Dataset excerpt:
%%

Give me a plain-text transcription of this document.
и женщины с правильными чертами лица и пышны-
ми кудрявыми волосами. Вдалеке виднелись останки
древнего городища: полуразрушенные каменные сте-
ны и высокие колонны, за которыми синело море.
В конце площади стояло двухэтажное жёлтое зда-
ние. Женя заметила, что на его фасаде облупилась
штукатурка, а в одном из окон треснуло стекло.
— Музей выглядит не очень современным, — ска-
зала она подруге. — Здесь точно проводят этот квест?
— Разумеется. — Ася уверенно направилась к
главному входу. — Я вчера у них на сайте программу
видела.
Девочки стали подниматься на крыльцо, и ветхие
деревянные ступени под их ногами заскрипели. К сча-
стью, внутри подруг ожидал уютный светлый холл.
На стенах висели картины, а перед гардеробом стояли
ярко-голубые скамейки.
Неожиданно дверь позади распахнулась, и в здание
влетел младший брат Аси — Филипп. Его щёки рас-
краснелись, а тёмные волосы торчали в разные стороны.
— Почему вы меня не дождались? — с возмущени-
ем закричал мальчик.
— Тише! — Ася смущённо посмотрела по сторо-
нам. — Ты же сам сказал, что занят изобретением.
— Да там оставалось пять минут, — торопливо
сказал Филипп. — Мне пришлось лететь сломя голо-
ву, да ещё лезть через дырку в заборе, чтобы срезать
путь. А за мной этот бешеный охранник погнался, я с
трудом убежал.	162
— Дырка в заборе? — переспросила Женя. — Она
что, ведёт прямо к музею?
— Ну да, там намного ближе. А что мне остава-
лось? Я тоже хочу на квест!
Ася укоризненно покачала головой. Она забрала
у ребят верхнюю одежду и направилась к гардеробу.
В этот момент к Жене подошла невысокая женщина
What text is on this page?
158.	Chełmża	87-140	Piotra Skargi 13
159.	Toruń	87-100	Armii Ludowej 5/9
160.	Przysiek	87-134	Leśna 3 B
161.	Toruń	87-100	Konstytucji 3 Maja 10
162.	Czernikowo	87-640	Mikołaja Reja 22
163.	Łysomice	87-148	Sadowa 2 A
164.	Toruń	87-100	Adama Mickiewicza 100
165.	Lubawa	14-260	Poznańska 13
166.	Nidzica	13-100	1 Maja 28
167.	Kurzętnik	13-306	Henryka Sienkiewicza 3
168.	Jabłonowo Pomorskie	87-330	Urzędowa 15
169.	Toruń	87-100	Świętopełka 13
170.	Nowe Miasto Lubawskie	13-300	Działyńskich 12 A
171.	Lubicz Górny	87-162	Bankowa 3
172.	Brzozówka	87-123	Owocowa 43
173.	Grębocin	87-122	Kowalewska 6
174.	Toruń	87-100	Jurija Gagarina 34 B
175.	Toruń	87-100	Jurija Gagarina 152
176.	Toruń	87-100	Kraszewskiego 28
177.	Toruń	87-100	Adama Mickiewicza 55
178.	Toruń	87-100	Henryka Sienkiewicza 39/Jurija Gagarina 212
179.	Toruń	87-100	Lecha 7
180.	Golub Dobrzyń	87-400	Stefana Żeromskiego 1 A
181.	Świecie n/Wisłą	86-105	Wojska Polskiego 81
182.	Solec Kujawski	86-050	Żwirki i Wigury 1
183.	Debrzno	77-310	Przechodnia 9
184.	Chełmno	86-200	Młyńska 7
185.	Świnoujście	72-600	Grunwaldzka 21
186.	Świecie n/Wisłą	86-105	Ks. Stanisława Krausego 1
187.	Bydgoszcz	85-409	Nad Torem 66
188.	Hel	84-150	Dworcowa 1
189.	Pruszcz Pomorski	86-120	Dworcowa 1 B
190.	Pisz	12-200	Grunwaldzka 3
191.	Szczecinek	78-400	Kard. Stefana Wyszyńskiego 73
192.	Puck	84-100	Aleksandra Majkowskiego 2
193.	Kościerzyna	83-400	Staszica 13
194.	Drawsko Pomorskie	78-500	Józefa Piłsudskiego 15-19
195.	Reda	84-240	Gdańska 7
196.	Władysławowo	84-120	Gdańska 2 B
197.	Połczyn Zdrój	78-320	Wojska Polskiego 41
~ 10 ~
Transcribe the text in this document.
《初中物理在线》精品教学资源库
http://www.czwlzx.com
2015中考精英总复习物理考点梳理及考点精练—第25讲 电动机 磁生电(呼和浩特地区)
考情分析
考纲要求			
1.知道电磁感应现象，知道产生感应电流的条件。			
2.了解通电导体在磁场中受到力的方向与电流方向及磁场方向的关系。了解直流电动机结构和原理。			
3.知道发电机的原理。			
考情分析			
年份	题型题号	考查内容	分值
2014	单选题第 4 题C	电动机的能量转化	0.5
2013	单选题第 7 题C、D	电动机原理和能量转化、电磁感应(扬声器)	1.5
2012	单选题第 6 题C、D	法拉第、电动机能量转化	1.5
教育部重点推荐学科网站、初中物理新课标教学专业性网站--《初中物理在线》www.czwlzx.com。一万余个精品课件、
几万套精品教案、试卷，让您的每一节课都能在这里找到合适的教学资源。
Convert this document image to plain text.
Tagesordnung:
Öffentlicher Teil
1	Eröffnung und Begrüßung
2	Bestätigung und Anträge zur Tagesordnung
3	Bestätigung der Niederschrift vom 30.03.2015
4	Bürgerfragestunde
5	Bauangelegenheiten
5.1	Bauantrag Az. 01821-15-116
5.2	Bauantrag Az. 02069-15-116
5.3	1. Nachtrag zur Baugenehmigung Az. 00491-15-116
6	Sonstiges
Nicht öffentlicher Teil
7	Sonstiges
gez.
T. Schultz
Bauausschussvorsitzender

%%

Show the lines of the material that contain the word "Женя".

ние. Женя заметила, что на его фасаде облупилась
— Дырка в заборе? — переспросила Женя. — Она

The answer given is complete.